── Dataset entries
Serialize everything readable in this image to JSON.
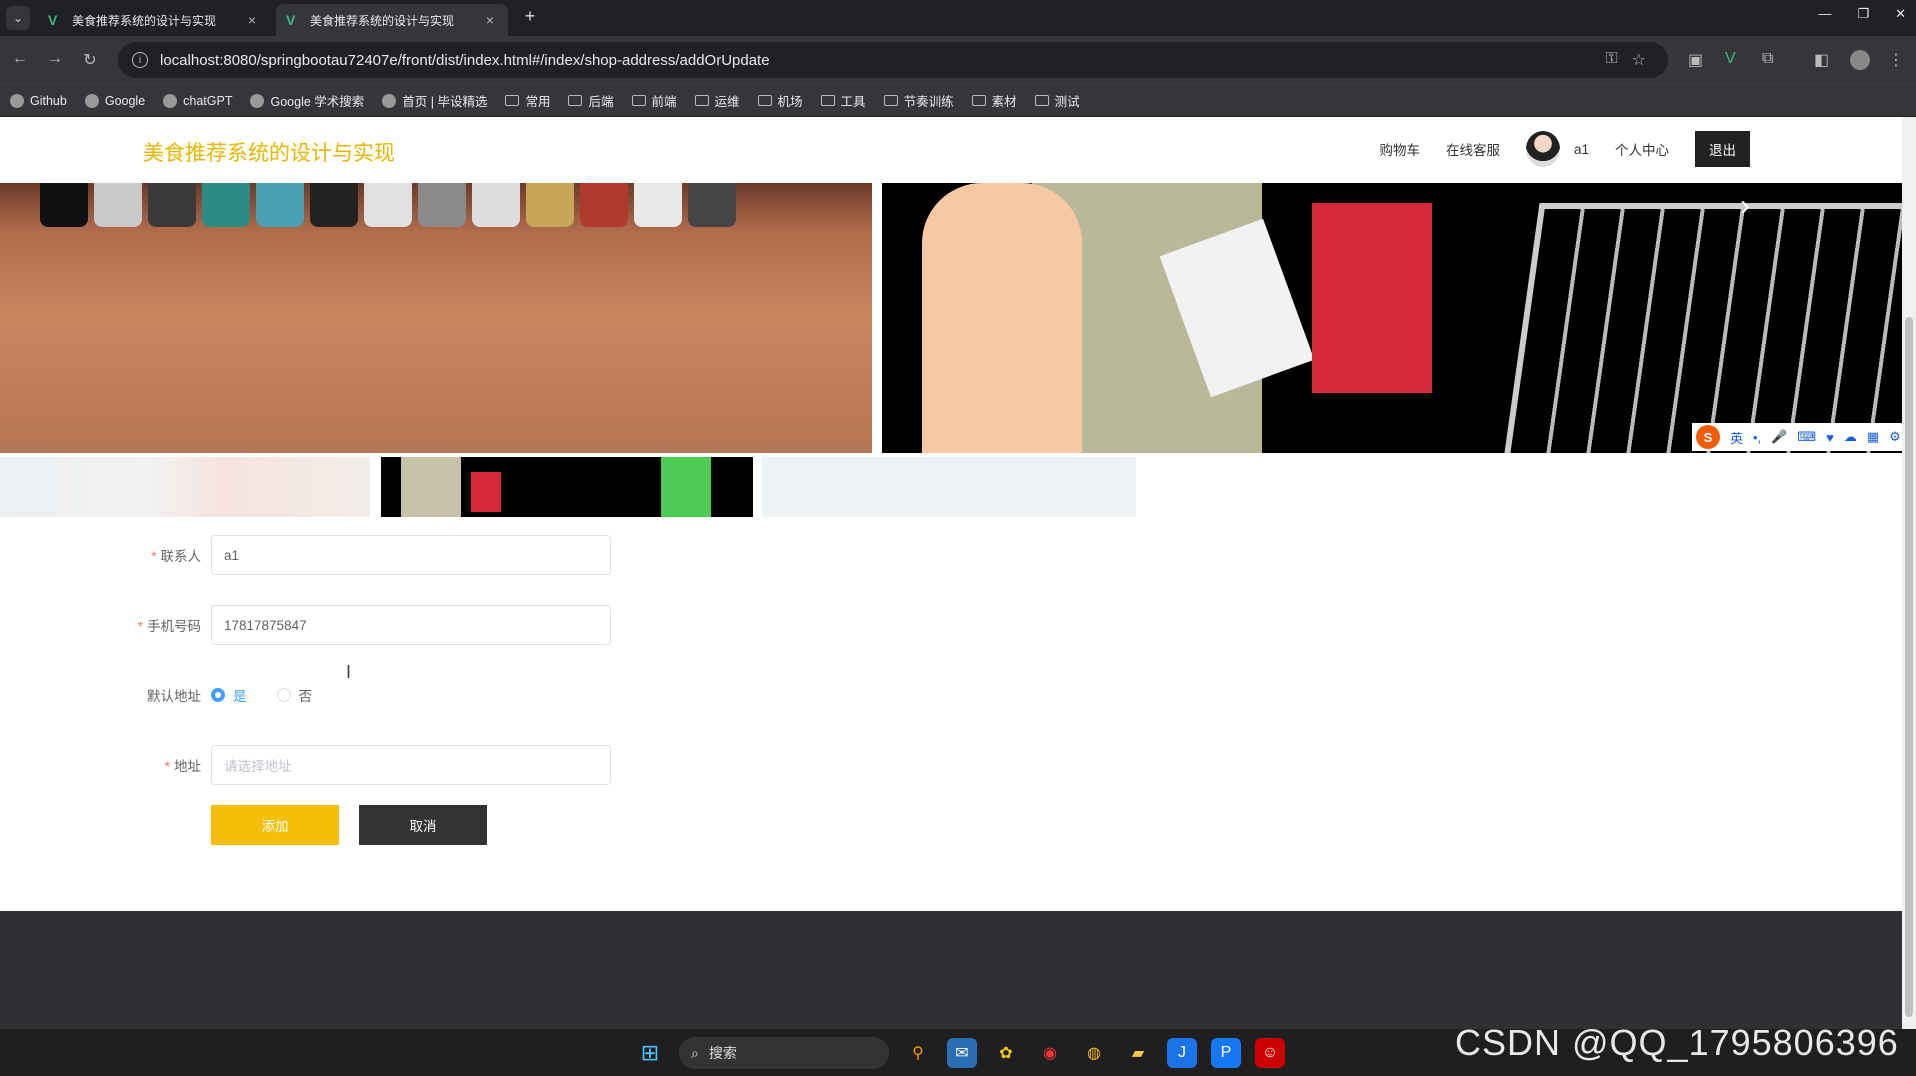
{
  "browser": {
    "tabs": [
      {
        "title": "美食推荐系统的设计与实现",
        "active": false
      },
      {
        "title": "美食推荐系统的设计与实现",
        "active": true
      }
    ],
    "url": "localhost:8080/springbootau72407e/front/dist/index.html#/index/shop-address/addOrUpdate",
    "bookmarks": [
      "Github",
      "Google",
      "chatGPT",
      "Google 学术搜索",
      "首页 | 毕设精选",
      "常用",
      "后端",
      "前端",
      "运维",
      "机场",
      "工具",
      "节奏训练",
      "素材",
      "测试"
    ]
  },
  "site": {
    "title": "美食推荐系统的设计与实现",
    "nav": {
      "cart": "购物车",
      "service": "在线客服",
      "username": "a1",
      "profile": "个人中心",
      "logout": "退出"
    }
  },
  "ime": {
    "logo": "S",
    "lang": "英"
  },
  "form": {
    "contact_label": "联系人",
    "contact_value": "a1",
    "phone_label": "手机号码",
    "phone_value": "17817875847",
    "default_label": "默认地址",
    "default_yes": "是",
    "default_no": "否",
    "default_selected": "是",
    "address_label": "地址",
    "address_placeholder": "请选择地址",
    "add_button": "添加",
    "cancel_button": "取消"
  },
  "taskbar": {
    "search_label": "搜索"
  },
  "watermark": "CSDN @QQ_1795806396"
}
────
── Dataset entries
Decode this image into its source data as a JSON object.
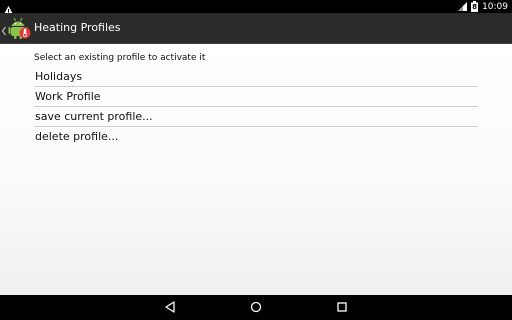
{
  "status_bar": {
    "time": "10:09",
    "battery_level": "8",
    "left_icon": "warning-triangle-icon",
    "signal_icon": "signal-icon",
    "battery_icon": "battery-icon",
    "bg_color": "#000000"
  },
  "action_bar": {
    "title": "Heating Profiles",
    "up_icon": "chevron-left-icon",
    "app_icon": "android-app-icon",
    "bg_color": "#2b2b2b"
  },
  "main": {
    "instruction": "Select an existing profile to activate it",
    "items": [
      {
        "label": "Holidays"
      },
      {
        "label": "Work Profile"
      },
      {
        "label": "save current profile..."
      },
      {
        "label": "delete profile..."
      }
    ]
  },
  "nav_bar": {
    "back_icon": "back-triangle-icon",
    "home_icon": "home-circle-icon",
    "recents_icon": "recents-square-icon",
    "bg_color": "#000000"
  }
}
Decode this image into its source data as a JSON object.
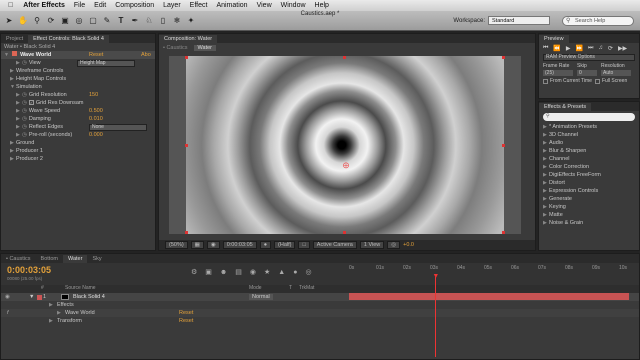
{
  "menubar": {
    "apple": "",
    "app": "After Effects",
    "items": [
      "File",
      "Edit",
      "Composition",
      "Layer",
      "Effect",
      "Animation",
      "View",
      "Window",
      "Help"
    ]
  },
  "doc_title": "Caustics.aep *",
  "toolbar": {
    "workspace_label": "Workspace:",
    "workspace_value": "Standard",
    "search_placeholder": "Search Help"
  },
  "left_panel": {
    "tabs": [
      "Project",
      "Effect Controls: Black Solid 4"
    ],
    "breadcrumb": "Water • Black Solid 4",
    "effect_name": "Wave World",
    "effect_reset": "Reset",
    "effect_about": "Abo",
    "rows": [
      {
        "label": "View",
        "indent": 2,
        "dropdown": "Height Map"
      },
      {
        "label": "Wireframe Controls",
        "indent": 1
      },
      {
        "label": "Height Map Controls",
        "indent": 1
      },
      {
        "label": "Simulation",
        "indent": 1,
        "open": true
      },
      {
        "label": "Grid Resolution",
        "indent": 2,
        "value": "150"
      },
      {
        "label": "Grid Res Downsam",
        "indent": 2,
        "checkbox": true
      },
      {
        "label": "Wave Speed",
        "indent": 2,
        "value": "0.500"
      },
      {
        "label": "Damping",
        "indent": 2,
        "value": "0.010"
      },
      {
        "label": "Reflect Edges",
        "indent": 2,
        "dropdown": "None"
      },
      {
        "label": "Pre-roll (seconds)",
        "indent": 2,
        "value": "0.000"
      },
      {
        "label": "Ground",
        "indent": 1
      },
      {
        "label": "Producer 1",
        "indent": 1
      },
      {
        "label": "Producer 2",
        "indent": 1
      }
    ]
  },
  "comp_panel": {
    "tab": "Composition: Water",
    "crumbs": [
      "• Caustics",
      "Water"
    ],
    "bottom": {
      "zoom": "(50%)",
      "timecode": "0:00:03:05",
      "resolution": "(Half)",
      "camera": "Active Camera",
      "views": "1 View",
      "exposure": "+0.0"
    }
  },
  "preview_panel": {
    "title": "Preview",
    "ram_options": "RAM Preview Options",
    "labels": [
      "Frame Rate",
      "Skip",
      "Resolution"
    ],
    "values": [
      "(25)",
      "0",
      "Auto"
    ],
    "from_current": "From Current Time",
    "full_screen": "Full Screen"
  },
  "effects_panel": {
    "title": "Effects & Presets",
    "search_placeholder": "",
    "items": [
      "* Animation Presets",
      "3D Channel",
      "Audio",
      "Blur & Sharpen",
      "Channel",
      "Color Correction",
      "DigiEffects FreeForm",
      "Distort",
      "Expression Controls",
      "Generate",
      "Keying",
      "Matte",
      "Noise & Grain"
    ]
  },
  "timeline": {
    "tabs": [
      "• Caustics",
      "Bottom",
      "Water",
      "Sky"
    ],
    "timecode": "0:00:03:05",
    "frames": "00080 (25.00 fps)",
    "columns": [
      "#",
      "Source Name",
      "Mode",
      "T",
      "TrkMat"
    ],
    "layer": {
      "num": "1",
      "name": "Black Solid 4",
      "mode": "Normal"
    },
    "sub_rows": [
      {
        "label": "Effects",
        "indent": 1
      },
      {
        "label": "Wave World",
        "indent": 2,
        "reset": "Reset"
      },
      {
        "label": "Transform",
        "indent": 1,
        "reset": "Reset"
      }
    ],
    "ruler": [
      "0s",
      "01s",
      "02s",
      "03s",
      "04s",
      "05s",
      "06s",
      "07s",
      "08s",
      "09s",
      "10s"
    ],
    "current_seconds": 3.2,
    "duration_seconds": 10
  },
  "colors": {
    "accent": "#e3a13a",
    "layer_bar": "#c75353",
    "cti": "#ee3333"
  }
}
────
── Dataset entries
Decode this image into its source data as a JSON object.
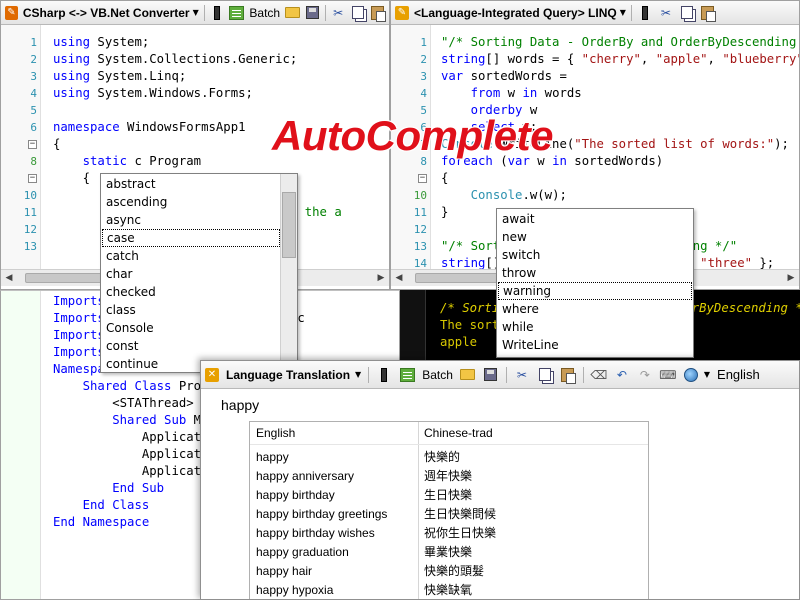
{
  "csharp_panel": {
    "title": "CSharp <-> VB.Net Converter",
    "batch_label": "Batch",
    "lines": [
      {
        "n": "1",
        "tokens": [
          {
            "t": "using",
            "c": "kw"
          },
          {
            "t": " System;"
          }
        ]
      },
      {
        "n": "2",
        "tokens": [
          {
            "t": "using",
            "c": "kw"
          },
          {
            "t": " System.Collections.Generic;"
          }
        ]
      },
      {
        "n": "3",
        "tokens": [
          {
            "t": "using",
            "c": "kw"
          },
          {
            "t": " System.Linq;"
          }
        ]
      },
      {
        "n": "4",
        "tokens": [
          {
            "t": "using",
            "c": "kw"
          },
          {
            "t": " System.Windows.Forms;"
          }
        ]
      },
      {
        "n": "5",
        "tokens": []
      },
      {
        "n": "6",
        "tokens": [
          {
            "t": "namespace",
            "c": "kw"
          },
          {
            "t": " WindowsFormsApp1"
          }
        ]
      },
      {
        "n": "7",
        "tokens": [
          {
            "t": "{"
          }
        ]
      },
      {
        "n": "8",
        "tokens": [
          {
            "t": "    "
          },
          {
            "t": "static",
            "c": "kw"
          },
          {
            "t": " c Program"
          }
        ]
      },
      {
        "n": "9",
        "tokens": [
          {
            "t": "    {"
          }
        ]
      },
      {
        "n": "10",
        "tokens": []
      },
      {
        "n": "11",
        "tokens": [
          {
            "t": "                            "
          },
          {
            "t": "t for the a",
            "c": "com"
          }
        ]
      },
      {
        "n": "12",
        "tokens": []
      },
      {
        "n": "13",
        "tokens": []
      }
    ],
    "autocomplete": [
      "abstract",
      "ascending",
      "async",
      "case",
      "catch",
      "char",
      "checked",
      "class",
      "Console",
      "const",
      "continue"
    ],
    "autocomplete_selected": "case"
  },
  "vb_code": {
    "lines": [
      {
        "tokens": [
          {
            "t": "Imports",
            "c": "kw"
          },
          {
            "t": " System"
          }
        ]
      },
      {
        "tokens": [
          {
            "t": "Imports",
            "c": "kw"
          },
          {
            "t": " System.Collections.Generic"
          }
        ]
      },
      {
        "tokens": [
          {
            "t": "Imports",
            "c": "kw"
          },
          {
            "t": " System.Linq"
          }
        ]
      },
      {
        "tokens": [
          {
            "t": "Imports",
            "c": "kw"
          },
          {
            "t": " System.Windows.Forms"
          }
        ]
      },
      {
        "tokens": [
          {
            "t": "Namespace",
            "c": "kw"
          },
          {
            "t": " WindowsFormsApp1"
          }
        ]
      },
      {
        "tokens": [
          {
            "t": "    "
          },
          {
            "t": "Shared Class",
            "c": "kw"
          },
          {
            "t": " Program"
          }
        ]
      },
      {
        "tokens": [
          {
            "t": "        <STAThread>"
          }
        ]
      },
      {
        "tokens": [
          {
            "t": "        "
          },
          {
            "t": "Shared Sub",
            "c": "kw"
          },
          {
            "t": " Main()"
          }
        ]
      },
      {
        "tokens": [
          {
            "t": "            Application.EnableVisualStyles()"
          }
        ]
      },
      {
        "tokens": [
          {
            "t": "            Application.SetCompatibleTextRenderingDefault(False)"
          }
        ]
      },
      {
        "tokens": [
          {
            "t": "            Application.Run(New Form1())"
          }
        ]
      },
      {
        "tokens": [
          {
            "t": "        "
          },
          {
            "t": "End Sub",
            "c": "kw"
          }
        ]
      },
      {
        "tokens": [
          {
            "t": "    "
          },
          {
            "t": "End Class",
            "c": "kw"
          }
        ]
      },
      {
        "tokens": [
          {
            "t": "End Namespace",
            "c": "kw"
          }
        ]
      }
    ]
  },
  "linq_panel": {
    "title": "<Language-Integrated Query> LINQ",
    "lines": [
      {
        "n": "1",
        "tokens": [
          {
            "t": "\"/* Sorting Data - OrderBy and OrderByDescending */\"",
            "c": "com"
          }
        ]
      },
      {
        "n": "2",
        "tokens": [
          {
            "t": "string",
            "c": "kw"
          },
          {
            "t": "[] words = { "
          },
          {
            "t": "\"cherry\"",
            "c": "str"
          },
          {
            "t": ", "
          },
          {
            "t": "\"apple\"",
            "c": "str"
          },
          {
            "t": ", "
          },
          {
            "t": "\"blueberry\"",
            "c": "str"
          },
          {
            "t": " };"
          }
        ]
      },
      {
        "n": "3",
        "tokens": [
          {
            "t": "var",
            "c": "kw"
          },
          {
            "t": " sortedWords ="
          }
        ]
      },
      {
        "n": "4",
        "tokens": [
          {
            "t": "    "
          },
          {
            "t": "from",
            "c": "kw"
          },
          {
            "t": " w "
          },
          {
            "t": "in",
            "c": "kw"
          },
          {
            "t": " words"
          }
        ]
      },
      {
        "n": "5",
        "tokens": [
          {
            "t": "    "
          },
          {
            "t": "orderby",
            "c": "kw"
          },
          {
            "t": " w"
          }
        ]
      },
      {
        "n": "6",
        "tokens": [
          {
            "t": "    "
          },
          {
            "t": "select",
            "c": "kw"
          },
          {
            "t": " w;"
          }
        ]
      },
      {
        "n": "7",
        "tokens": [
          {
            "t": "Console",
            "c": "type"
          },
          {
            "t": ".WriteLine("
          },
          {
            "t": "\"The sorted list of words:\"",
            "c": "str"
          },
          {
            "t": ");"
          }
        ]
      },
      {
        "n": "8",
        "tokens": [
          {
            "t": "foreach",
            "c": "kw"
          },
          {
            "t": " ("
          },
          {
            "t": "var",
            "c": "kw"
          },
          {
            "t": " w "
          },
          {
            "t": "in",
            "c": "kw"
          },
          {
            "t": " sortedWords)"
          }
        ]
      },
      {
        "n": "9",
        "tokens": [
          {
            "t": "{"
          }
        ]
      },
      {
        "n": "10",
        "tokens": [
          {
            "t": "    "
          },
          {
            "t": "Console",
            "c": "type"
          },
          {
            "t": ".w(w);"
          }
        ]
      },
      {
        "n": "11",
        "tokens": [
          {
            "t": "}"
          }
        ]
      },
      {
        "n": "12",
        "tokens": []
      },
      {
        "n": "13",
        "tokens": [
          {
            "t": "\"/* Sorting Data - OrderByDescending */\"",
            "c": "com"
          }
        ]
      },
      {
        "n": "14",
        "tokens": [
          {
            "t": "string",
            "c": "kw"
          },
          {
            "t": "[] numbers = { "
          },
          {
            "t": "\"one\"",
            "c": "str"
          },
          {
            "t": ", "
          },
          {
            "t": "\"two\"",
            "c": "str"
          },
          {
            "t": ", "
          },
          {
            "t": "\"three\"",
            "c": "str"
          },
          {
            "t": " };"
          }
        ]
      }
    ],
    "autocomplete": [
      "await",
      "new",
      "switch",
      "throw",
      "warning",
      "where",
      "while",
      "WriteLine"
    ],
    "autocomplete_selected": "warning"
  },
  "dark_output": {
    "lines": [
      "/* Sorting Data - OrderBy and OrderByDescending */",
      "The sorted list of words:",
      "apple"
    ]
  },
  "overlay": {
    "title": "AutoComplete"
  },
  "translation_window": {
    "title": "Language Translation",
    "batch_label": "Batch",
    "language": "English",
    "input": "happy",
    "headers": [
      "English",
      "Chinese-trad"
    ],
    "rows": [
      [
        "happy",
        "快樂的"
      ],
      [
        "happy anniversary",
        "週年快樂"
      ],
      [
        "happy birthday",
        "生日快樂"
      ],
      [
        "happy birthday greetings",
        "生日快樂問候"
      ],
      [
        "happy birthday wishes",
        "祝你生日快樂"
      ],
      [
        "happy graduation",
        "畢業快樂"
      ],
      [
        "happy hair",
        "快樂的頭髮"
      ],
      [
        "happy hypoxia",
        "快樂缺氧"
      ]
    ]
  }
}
────
Lines of the listing that contain the word "World" are to be counted; report only their number.

Response:
2